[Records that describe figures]
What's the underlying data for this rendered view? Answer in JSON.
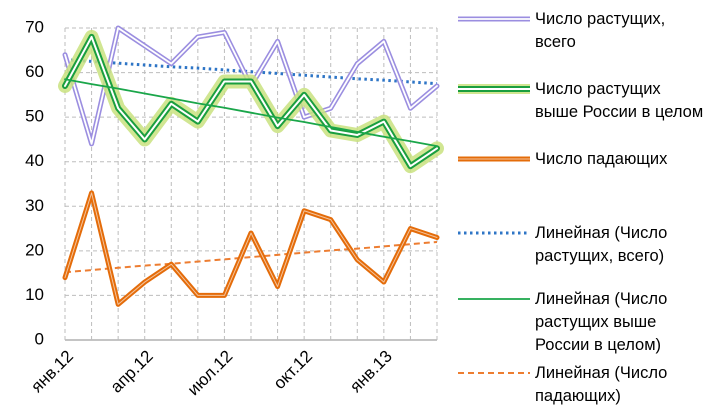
{
  "chart_data": {
    "type": "line",
    "categories": [
      "янв.12",
      null,
      null,
      "апр.12",
      null,
      null,
      "июл.12",
      null,
      null,
      "окт.12",
      null,
      null,
      "янв.13",
      null,
      null
    ],
    "ylim": [
      0,
      70
    ],
    "yticks": [
      0,
      10,
      20,
      30,
      40,
      50,
      60,
      70
    ],
    "grid": true,
    "legend": "right",
    "series": [
      {
        "name": "Число растущих, всего",
        "color": "#9b8ee0",
        "style": "double",
        "values": [
          64,
          44,
          70,
          66,
          62,
          68,
          69,
          57,
          67,
          50,
          52,
          62,
          67,
          52,
          57
        ]
      },
      {
        "name": "Число растущих выше России в целом",
        "color": "#1a9e3f",
        "style": "glow",
        "values": [
          57,
          68,
          52,
          45,
          53,
          49,
          58,
          58,
          48,
          55,
          47,
          46,
          49,
          39,
          43
        ]
      },
      {
        "name": "Число падающих",
        "color": "#e46c0a",
        "style": "thick",
        "values": [
          14,
          33,
          8,
          13,
          17,
          10,
          10,
          24,
          12,
          29,
          27,
          18,
          13,
          25,
          23
        ]
      },
      {
        "name": "Линейная  (Число растущих, всего)",
        "color": "#2e75c6",
        "style": "dotted",
        "values": [
          62.9,
          62.5,
          62.1,
          61.7,
          61.3,
          61.0,
          60.6,
          60.2,
          59.8,
          59.4,
          59.0,
          58.6,
          58.3,
          57.9,
          57.5
        ]
      },
      {
        "name": "Линейная  (Число растущих выше России в целом)",
        "color": "#1aa64a",
        "style": "thin",
        "values": [
          58.5,
          57.4,
          56.4,
          55.3,
          54.2,
          53.1,
          52.1,
          51.0,
          49.9,
          48.9,
          47.8,
          46.7,
          45.6,
          44.6,
          43.5
        ]
      },
      {
        "name": "Линейная  (Число падающих)",
        "color": "#ed7d31",
        "style": "dashed",
        "values": [
          15.2,
          15.7,
          16.2,
          16.7,
          17.1,
          17.6,
          18.1,
          18.6,
          19.1,
          19.6,
          20.1,
          20.5,
          21.0,
          21.5,
          22.0
        ]
      }
    ]
  }
}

### DO THIS
Repeat each record exactly as shown above, dropping all images.

### SOLUTION TO THIS TASK
What's the underlying data for this rendered view? Answer in JSON.
{
  "chart_data": {
    "type": "line",
    "categories": [
      "янв.12",
      null,
      null,
      "апр.12",
      null,
      null,
      "июл.12",
      null,
      null,
      "окт.12",
      null,
      null,
      "янв.13",
      null,
      null
    ],
    "ylim": [
      0,
      70
    ],
    "yticks": [
      0,
      10,
      20,
      30,
      40,
      50,
      60,
      70
    ],
    "grid": true,
    "legend": "right",
    "series": [
      {
        "name": "Число растущих, всего",
        "color": "#9b8ee0",
        "style": "double",
        "values": [
          64,
          44,
          70,
          66,
          62,
          68,
          69,
          57,
          67,
          50,
          52,
          62,
          67,
          52,
          57
        ]
      },
      {
        "name": "Число растущих выше России в целом",
        "color": "#1a9e3f",
        "style": "glow",
        "values": [
          57,
          68,
          52,
          45,
          53,
          49,
          58,
          58,
          48,
          55,
          47,
          46,
          49,
          39,
          43
        ]
      },
      {
        "name": "Число падающих",
        "color": "#e46c0a",
        "style": "thick",
        "values": [
          14,
          33,
          8,
          13,
          17,
          10,
          10,
          24,
          12,
          29,
          27,
          18,
          13,
          25,
          23
        ]
      },
      {
        "name": "Линейная  (Число растущих, всего)",
        "color": "#2e75c6",
        "style": "dotted",
        "values": [
          62.9,
          62.5,
          62.1,
          61.7,
          61.3,
          61.0,
          60.6,
          60.2,
          59.8,
          59.4,
          59.0,
          58.6,
          58.3,
          57.9,
          57.5
        ]
      },
      {
        "name": "Линейная  (Число растущих выше России в целом)",
        "color": "#1aa64a",
        "style": "thin",
        "values": [
          58.5,
          57.4,
          56.4,
          55.3,
          54.2,
          53.1,
          52.1,
          51.0,
          49.9,
          48.9,
          47.8,
          46.7,
          45.6,
          44.6,
          43.5
        ]
      },
      {
        "name": "Линейная  (Число падающих)",
        "color": "#ed7d31",
        "style": "dashed",
        "values": [
          15.2,
          15.7,
          16.2,
          16.7,
          17.1,
          17.6,
          18.1,
          18.6,
          19.1,
          19.6,
          20.1,
          20.5,
          21.0,
          21.5,
          22.0
        ]
      }
    ]
  }
}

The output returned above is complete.